__Problem details__: Reproduce the listing exactly and skip over any pictures.

__Exercise inputs__:
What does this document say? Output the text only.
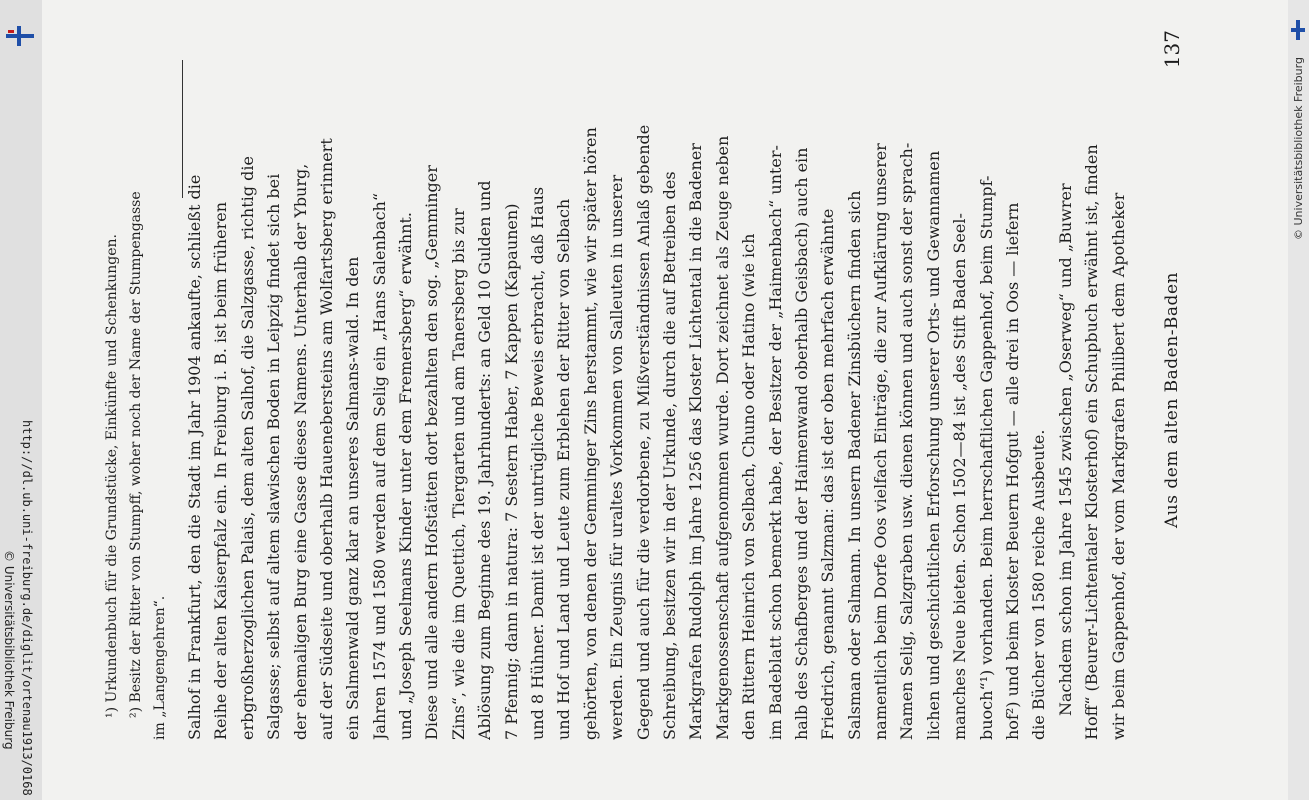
http://dl.ub.uni-freiburg.de/diglit/ortenau1913/0168
© Universitätsbibliothek Freiburg
Aus dem alten Baden-Baden
137
Salhof in Frankfurt, den die Stadt im Jahr 1904 ankaufte, schließt die Reihe der alten Kaiserpfalz ein. In Freiburg i. B. ist beim früheren erbgroßherzoglichen Palais, dem alten Salhof, die Salzgasse, richtig die Salgasse; selbst auf altem slawischen Boden in Leipzig findet sich bei der ehemaligen Burg eine Gasse dieses Namens. Unterhalb der Yburg, auf der Südseite und oberhalb Hauenebersteins am Wolfartsberg erinnert ein Salmenwald ganz klar an unseres Salmans-wald. In den Jahren 1574 und 1580 werden auf dem Selig ein „Hans Salenbach“ und „Joseph Seelmans Kinder unter dem Fremersberg“ erwähnt. Diese und alle andern Hofstätten dort bezahlten den sog. „Gemminger Zins“, wie die im Quettich, Tiergarten und am Tanersberg bis zur Ablösung zum Beginne des 19. Jahrhunderts: an Geld 10 Gulden und 7 Pfennig; dann in natura: 7 Sestern Haber, 7 Kappen (Kapaunen) und 8 Hühner. Damit ist der untrügliche Beweis erbracht, daß Haus und Hof und Land und Leute zum Erblehen der Ritter von Selbach gehörten, von denen der Gemminger Zins herstammt, wie wir später hören werden. Ein Zeugnis für uraltes Vorkommen von Salleuten in unserer Gegend und auch für die verdorbene, zu Mißverständnissen Anlaß gebende Schreibung, besitzen wir in der Urkunde, durch die auf Betreiben des Markgrafen Rudolph im Jahre 1256 das Kloster Lichtental in die Badener Markgenossenschaft aufgenommen wurde. Dort zeichnet als Zeuge neben den Rittern Heinrich von Selbach, Chuno oder Hatino (wie ich im Badeblatt schon bemerkt habe, der Besitzer der „Haimenbach“ unter- halb des Schafberges und der Haimenwand oberhalb Geisbach) auch ein Friedrich, genannt Salzman: das ist der oben mehrfach erwähnte Salsman oder Salmann. In unsern Badener Zinsbüchern finden sich namentlich beim Dorfe Oos vielfach Einträge, die zur Aufklärung unserer Namen Selig, Salzgraben usw. dienen können und auch sonst der sprach- lichen und geschichtlichen Erforschung unserer Orts- und Gewannamen manches Neue bieten. Schon 1502—84 ist „des Stift Baden Seel- buoch“¹) vorhanden. Beim herrschaftlichen Gappenhof, beim Stumpf- hof²) und beim Kloster Beuern Hofgut — alle drei in Oos — liefern die Bücher von 1580 reiche Ausbeute. Nachdem schon im Jahre 1545 zwischen „Oserweg“ und „Buwrer Hoff“ (Beurer-Lichtentaler Klosterhof) ein Schupbuch erwähnt ist, finden wir beim Gappenhof, der vom Markgrafen Philibert dem Apotheker
¹) Urkundenbuch für die Grundstücke, Einkünfte und Schenkungen. ²) Besitz der Ritter von Stumpff, woher noch der Name der Stumpengasse im „Langengehren“.
© Universitätsbibliothek Freiburg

__Response for this exercise__:
What does this document say? Output the text only.
http://dl.ub.uni-freiburg.de/diglit/ortenau1913/0168
© Universitätsbibliothek Freiburg
Aus dem alten Baden-Baden
137
Salhof in Frankfurt, den die Stadt im Jahr 1904 ankaufte, schließt die Reihe der alten Kaiserpfalz ein. In Freiburg i. B. ist beim früheren erbgroßherzoglichen Palais, dem alten Salhof, die Salzgasse, richtig die Salgasse; selbst auf altem slawischen Boden in Leipzig findet sich bei der ehemaligen Burg eine Gasse dieses Namens. Unterhalb der Yburg, auf der Südseite und oberhalb Hauenebersteins am Wolfartsberg erinnert ein Salmenwald ganz klar an unseres Salmans-wald. In den Jahren 1574 und 1580 werden auf dem Selig ein „Hans Salenbach“ und „Joseph Seelmans Kinder unter dem Fremersberg“ erwähnt. Diese und alle andern Hofstätten dort bezahlten den sog. „Gemminger Zins“, wie die im Quettich, Tiergarten und am Tanersberg bis zur Ablösung zum Beginne des 19. Jahrhunderts: an Geld 10 Gulden und 7 Pfennig; dann in natura: 7 Sestern Haber, 7 Kappen (Kapaunen) und 8 Hühner. Damit ist der untrügliche Beweis erbracht, daß Haus und Hof und Land und Leute zum Erblehen der Ritter von Selbach gehörten, von denen der Gemminger Zins herstammt, wie wir später hören werden. Ein Zeugnis für uraltes Vorkommen von Salleuten in unserer Gegend und auch für die verdorbene, zu Mißverständnissen Anlaß gebende Schreibung, besitzen wir in der Urkunde, durch die auf Betreiben des Markgrafen Rudolph im Jahre 1256 das Kloster Lichtental in die Badener Markgenossenschaft aufgenommen wurde. Dort zeichnet als Zeuge neben den Rittern Heinrich von Selbach, Chuno oder Hatino (wie ich im Badeblatt schon bemerkt habe, der Besitzer der „Haimenbach“ unter- halb des Schafberges und der Haimenwand oberhalb Geisbach) auch ein Friedrich, genannt Salzman: das ist der oben mehrfach erwähnte Salsman oder Salmann. In unsern Badener Zinsbüchern finden sich namentlich beim Dorfe Oos vielfach Einträge, die zur Aufklärung unserer Namen Selig, Salzgraben usw. dienen können und auch sonst der sprach- lichen und geschichtlichen Erforschung unserer Orts- und Gewannamen manches Neue bieten. Schon 1502—84 ist „des Stift Baden Seel- buoch“¹) vorhanden. Beim herrschaftlichen Gappenhof, beim Stumpf- hof²) und beim Kloster Beuern Hofgut — alle drei in Oos — liefern die Bücher von 1580 reiche Ausbeute. Nachdem schon im Jahre 1545 zwischen „Oserweg“ und „Buwrer Hoff“ (Beurer-Lichtentaler Klosterhof) ein Schupbuch erwähnt ist, finden wir beim Gappenhof, der vom Markgrafen Philibert dem Apotheker
¹) Urkundenbuch für die Grundstücke, Einkünfte und Schenkungen. ²) Besitz der Ritter von Stumpff, woher noch der Name der Stumpengasse im „Langengehren“.
© Universitätsbibliothek Freiburg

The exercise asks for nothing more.